> CHALLENGE: Print the records below exactly as they appear.

> SUPPLIED DATA:
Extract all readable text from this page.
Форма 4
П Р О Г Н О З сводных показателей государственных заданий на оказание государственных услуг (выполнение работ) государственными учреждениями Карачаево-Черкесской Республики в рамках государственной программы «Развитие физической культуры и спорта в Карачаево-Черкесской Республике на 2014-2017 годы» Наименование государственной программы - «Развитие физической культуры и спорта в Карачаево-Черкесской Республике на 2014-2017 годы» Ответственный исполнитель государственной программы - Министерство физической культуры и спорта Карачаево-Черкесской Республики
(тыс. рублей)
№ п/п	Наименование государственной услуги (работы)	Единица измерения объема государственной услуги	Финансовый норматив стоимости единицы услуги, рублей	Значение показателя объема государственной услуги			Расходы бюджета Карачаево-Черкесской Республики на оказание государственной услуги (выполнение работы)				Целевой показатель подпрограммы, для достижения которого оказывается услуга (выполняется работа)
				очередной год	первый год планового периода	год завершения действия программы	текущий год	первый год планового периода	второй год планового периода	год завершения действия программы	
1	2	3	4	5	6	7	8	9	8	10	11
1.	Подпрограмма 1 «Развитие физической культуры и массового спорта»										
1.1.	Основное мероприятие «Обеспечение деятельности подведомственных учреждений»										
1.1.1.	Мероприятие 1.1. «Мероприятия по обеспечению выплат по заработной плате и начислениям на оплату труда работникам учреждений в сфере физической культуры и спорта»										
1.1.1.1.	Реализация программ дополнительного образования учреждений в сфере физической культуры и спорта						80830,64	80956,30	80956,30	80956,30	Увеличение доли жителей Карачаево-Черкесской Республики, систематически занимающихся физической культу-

> RESULT OF THE EXERCISE:
Extract all readable text from this page.
Форма 4
П Р О Г Н О З сводных показателей государственных заданий на оказание государственных услуг (выполнение работ) государственными учреждениями Карачаево-Черкесской Республики в рамках государственной программы «Развитие физической культуры и спорта в Карачаево-Черкесской Республике на 2014-2017 годы» Наименование государственной программы - «Развитие физической культуры и спорта в Карачаево-Черкесской Республике на 2014-2017 годы» Ответственный исполнитель государственной программы - Министерство физической культуры и спорта Карачаево-Черкесской Республики
(тыс. рублей)
№ п/п	Наименование государственной услуги (работы)	Единица измерения объема государственной услуги	Финансовый норматив стоимости единицы услуги, рублей	Значение показателя объема государственной услуги			Расходы бюджета Карачаево-Черкесской Республики на оказание государственной услуги (выполнение работы)				Целевой показатель подпрограммы, для достижения которого оказывается услуга (выполняется работа)
				очередной год	первый год планового периода	год завершения действия программы	текущий год	первый год планового периода	второй год планового периода	год завершения действия программы	
1	2	3	4	5	6	7	8	9	8	10	11
1.	Подпрограмма 1 «Развитие физической культуры и массового спорта»										
1.1.	Основное мероприятие «Обеспечение деятельности подведомственных учреждений»										
1.1.1.	Мероприятие 1.1. «Мероприятия по обеспечению выплат по заработной плате и начислениям на оплату труда работникам учреждений в сфере физической культуры и спорта»										
1.1.1.1.	Реализация программ дополнительного образования учреждений в сфере физической культуры и спорта						80830,64	80956,30	80956,30	80956,30	Увеличение доли жителей Карачаево-Черкесской Республики, систематически занимающихся физической культу-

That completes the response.